#### [Work to be completed]
Gather all lines in the records below that include the word "scene".

#### [Listing]
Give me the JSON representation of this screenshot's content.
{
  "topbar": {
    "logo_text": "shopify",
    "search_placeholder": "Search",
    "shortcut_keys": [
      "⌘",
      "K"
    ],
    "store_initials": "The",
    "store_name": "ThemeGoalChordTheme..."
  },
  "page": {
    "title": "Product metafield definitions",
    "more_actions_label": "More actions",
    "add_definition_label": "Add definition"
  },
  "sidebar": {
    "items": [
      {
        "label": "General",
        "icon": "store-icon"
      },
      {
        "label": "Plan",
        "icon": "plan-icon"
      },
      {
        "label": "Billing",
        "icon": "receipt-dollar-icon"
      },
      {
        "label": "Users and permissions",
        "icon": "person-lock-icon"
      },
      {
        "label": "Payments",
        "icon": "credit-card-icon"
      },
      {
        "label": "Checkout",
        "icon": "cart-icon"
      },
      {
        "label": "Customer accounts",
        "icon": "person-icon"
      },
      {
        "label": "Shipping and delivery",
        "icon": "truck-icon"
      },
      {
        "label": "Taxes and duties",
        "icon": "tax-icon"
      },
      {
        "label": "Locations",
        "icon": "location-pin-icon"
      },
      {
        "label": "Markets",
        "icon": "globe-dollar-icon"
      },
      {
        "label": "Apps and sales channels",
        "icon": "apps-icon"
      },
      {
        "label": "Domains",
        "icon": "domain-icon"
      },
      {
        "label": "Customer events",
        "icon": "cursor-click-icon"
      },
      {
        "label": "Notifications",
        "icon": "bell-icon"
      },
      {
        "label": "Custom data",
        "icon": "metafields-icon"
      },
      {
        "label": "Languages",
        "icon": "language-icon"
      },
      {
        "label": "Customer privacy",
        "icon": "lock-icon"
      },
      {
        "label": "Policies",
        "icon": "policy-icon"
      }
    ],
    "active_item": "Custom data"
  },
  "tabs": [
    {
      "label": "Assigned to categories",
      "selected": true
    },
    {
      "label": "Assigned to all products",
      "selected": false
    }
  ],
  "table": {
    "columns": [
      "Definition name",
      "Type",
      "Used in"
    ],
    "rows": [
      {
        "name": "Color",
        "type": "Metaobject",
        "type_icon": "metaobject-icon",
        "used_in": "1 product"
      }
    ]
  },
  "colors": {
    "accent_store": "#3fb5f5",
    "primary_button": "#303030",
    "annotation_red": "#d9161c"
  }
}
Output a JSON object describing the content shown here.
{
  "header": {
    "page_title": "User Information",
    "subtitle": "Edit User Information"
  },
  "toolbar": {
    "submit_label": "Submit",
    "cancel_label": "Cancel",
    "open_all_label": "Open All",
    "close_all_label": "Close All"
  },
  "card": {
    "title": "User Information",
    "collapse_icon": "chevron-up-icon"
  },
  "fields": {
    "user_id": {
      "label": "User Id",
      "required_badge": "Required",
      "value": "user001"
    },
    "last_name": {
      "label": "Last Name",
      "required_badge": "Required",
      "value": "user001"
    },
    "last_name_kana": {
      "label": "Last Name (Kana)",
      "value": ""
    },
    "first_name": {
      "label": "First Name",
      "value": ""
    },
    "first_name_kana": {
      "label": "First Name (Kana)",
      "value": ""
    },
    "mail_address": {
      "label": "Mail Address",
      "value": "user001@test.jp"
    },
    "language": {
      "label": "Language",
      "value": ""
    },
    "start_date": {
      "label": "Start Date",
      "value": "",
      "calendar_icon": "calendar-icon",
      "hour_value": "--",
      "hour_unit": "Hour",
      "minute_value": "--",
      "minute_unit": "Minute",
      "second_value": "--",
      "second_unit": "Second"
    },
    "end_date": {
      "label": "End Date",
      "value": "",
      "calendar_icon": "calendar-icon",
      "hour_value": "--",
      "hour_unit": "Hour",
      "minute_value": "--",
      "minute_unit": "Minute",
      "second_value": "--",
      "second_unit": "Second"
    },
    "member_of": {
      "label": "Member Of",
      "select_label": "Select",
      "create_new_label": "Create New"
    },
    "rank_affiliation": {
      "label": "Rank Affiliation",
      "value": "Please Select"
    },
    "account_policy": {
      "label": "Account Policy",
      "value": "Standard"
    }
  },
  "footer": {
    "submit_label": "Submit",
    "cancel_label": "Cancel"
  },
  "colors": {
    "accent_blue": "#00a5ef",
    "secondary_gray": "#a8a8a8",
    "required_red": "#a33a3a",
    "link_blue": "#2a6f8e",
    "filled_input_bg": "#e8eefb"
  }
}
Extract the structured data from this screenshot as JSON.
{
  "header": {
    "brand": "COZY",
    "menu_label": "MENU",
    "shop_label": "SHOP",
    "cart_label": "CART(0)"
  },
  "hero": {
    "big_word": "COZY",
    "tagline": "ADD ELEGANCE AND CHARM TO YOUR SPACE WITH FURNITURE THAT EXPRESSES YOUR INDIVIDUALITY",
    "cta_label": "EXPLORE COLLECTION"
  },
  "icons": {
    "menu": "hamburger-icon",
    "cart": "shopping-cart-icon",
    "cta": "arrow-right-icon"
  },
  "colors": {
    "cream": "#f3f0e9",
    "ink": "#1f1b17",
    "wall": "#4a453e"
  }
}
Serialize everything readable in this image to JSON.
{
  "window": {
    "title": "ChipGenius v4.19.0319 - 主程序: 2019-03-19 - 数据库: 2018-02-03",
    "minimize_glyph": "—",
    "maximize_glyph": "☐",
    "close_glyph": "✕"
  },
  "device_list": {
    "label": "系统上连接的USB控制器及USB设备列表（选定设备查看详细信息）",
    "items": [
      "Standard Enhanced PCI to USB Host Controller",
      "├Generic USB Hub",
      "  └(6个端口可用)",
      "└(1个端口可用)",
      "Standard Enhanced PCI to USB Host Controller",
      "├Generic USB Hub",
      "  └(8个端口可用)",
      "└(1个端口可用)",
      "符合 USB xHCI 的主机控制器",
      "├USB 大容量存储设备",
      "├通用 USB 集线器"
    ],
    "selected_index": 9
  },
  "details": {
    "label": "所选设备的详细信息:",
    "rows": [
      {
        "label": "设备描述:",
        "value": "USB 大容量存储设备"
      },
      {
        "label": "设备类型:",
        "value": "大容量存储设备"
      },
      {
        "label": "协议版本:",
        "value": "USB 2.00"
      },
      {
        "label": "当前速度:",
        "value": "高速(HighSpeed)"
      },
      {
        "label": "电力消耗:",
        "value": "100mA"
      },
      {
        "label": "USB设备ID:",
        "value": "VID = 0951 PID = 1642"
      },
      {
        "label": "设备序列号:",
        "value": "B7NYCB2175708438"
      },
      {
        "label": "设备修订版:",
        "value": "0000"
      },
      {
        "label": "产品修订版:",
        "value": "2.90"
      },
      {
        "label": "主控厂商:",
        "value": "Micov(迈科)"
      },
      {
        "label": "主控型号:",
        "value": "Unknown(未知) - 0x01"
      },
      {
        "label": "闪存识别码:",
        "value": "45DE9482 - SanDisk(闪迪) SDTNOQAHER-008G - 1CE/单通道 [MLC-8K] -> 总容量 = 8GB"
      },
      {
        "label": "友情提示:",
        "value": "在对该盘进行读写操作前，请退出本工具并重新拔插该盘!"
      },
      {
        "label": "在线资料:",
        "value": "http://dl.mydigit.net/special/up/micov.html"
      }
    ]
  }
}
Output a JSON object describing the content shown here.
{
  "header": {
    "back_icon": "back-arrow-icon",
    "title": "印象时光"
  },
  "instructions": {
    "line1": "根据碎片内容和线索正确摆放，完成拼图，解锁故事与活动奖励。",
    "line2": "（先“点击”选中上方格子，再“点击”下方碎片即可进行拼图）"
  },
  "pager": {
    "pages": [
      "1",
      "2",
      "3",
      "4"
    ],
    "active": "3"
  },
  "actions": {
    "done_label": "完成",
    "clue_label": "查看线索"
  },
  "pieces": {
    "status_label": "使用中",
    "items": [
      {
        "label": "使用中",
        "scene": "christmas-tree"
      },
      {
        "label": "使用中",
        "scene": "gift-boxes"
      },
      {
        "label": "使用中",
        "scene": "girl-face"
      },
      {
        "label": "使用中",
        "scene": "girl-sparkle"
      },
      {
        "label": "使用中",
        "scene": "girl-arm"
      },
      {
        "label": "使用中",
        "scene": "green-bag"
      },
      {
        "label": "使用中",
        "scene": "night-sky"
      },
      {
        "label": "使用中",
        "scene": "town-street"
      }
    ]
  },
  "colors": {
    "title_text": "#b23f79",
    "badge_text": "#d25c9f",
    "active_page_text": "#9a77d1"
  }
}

#### [Problem solution]
        "scene": "christmas-tree"
        "scene": "gift-boxes"
        "scene": "girl-face"
        "scene": "girl-sparkle"
        "scene": "girl-arm"
        "scene": "green-bag"
        "scene": "night-sky"
        "scene": "town-street"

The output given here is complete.